> Work to be completed
Count the lines in the items below that contain the string "phillips", treating uppercase and lowercase letters as different. Report only the number.
(begin)
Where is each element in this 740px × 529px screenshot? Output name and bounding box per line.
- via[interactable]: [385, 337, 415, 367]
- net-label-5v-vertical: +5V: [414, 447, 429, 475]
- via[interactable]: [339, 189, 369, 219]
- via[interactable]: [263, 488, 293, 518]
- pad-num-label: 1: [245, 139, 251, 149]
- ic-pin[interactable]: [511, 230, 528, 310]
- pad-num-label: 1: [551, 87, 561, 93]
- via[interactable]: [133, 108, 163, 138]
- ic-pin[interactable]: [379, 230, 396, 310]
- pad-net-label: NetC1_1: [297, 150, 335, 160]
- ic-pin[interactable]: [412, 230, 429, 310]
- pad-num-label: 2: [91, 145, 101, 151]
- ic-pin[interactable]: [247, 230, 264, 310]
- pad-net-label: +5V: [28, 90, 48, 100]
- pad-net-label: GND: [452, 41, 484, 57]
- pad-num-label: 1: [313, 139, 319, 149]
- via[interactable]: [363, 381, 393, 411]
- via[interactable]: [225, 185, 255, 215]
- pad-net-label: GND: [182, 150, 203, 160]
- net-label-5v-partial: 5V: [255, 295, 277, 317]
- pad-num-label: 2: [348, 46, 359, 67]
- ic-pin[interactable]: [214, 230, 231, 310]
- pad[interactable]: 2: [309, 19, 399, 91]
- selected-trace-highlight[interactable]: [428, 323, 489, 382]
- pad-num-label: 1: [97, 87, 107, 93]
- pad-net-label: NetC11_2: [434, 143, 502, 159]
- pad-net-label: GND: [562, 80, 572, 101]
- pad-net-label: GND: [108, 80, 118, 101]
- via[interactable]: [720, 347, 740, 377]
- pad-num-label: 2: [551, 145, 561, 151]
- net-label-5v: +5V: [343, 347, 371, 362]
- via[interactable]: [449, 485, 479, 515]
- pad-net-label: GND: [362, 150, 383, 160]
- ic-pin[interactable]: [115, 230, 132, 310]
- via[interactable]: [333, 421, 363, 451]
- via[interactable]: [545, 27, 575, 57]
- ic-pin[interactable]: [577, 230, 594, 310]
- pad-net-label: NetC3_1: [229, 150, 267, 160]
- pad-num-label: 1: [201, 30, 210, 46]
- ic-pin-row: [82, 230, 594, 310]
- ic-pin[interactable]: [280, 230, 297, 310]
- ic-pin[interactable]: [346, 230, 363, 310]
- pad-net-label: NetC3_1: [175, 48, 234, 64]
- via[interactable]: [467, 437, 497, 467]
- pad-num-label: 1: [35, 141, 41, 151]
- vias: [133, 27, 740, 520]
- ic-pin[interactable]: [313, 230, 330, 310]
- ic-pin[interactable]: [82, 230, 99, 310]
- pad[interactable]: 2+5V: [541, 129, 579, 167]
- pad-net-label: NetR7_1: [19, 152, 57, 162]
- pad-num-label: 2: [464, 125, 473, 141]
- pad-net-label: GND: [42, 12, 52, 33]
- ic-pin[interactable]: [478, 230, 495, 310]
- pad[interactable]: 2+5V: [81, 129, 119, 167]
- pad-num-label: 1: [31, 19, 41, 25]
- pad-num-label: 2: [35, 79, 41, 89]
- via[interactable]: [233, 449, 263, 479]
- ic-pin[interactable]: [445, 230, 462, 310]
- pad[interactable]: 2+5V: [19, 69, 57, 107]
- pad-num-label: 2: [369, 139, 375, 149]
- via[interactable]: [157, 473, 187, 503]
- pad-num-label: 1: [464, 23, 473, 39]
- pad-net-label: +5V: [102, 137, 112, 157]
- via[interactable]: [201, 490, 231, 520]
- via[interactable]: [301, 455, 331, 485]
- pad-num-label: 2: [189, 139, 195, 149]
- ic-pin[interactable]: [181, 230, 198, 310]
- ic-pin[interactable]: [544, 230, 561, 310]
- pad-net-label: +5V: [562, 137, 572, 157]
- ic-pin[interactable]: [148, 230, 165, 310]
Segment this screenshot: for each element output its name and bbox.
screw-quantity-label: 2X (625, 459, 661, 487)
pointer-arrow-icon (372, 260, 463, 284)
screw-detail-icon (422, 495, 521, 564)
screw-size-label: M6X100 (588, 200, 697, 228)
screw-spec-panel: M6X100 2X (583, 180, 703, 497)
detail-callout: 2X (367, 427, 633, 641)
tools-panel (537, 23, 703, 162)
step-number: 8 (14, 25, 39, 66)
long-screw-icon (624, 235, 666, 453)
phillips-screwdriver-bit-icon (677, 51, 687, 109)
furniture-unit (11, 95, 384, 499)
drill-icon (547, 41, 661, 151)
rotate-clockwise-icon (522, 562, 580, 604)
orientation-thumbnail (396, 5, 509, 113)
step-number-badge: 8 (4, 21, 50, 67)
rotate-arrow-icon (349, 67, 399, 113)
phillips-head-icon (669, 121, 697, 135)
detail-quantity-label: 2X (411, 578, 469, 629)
(end)
> Exercise result
2